Skip the images and return the records below exactly.

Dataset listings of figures
++++++

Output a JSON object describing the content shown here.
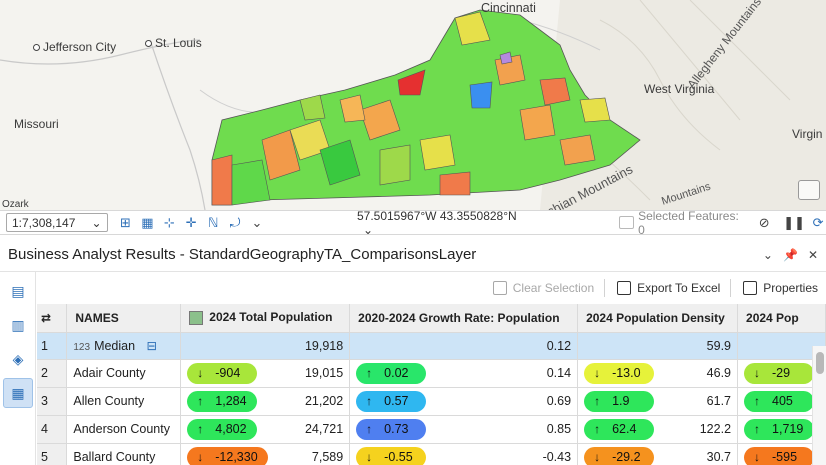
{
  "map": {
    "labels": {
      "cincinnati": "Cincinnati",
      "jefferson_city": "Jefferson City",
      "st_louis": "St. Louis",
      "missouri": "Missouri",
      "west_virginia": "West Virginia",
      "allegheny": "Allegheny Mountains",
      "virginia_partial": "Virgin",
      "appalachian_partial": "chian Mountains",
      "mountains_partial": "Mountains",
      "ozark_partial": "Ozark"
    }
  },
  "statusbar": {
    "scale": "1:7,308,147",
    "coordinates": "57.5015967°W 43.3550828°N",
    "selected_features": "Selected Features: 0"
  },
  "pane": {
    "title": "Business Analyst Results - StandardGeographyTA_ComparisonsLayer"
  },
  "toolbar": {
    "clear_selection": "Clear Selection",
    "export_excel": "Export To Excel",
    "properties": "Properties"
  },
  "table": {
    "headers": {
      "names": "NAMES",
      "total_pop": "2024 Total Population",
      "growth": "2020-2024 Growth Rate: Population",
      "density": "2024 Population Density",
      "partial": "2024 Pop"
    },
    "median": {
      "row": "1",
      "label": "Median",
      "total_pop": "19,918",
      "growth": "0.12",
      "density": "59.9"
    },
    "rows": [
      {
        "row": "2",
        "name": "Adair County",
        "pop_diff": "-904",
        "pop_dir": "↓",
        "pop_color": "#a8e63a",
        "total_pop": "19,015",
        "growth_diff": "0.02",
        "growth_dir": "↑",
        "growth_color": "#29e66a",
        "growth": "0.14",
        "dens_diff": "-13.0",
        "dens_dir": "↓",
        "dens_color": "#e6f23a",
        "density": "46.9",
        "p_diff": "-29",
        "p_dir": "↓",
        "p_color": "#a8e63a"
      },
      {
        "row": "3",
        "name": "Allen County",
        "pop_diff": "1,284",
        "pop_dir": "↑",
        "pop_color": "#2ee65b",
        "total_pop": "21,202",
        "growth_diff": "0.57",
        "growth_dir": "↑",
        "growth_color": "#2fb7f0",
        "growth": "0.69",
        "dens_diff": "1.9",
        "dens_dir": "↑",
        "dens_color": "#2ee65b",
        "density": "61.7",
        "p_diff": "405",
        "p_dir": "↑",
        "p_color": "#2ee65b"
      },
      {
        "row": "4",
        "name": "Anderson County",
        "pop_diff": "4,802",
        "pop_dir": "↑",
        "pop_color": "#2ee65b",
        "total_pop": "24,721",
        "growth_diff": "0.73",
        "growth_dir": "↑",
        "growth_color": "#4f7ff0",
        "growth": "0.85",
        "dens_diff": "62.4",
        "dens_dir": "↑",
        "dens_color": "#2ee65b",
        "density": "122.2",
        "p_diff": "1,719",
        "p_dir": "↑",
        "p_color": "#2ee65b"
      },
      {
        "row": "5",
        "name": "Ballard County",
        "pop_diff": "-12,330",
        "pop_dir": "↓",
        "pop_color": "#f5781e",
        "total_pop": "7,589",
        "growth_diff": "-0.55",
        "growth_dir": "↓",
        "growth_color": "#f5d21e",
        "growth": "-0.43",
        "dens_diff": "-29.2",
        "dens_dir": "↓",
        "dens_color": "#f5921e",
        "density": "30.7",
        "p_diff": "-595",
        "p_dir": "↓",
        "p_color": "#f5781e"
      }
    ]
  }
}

++++++

Written response:
Output a JSON object describing the content shown here.
{
  "map": {
    "labels": {
      "cincinnati": "Cincinnati",
      "jefferson_city": "Jefferson City",
      "st_louis": "St. Louis",
      "missouri": "Missouri",
      "west_virginia": "West Virginia",
      "allegheny": "Allegheny Mountains",
      "virginia_partial": "Virgin",
      "appalachian_partial": "chian Mountains",
      "mountains_partial": "Mountains",
      "ozark_partial": "Ozark"
    }
  },
  "statusbar": {
    "scale": "1:7,308,147",
    "coordinates": "57.5015967°W 43.3550828°N",
    "selected_features": "Selected Features: 0"
  },
  "pane": {
    "title": "Business Analyst Results - StandardGeographyTA_ComparisonsLayer"
  },
  "toolbar": {
    "clear_selection": "Clear Selection",
    "export_excel": "Export To Excel",
    "properties": "Properties"
  },
  "table": {
    "headers": {
      "names": "NAMES",
      "total_pop": "2024 Total Population",
      "growth": "2020-2024 Growth Rate: Population",
      "density": "2024 Population Density",
      "partial": "2024 Pop"
    },
    "median": {
      "row": "1",
      "label": "Median",
      "total_pop": "19,918",
      "growth": "0.12",
      "density": "59.9"
    },
    "rows": [
      {
        "row": "2",
        "name": "Adair County",
        "pop_diff": "-904",
        "pop_dir": "↓",
        "pop_color": "#a8e63a",
        "total_pop": "19,015",
        "growth_diff": "0.02",
        "growth_dir": "↑",
        "growth_color": "#29e66a",
        "growth": "0.14",
        "dens_diff": "-13.0",
        "dens_dir": "↓",
        "dens_color": "#e6f23a",
        "density": "46.9",
        "p_diff": "-29",
        "p_dir": "↓",
        "p_color": "#a8e63a"
      },
      {
        "row": "3",
        "name": "Allen County",
        "pop_diff": "1,284",
        "pop_dir": "↑",
        "pop_color": "#2ee65b",
        "total_pop": "21,202",
        "growth_diff": "0.57",
        "growth_dir": "↑",
        "growth_color": "#2fb7f0",
        "growth": "0.69",
        "dens_diff": "1.9",
        "dens_dir": "↑",
        "dens_color": "#2ee65b",
        "density": "61.7",
        "p_diff": "405",
        "p_dir": "↑",
        "p_color": "#2ee65b"
      },
      {
        "row": "4",
        "name": "Anderson County",
        "pop_diff": "4,802",
        "pop_dir": "↑",
        "pop_color": "#2ee65b",
        "total_pop": "24,721",
        "growth_diff": "0.73",
        "growth_dir": "↑",
        "growth_color": "#4f7ff0",
        "growth": "0.85",
        "dens_diff": "62.4",
        "dens_dir": "↑",
        "dens_color": "#2ee65b",
        "density": "122.2",
        "p_diff": "1,719",
        "p_dir": "↑",
        "p_color": "#2ee65b"
      },
      {
        "row": "5",
        "name": "Ballard County",
        "pop_diff": "-12,330",
        "pop_dir": "↓",
        "pop_color": "#f5781e",
        "total_pop": "7,589",
        "growth_diff": "-0.55",
        "growth_dir": "↓",
        "growth_color": "#f5d21e",
        "growth": "-0.43",
        "dens_diff": "-29.2",
        "dens_dir": "↓",
        "dens_color": "#f5921e",
        "density": "30.7",
        "p_diff": "-595",
        "p_dir": "↓",
        "p_color": "#f5781e"
      }
    ]
  }
}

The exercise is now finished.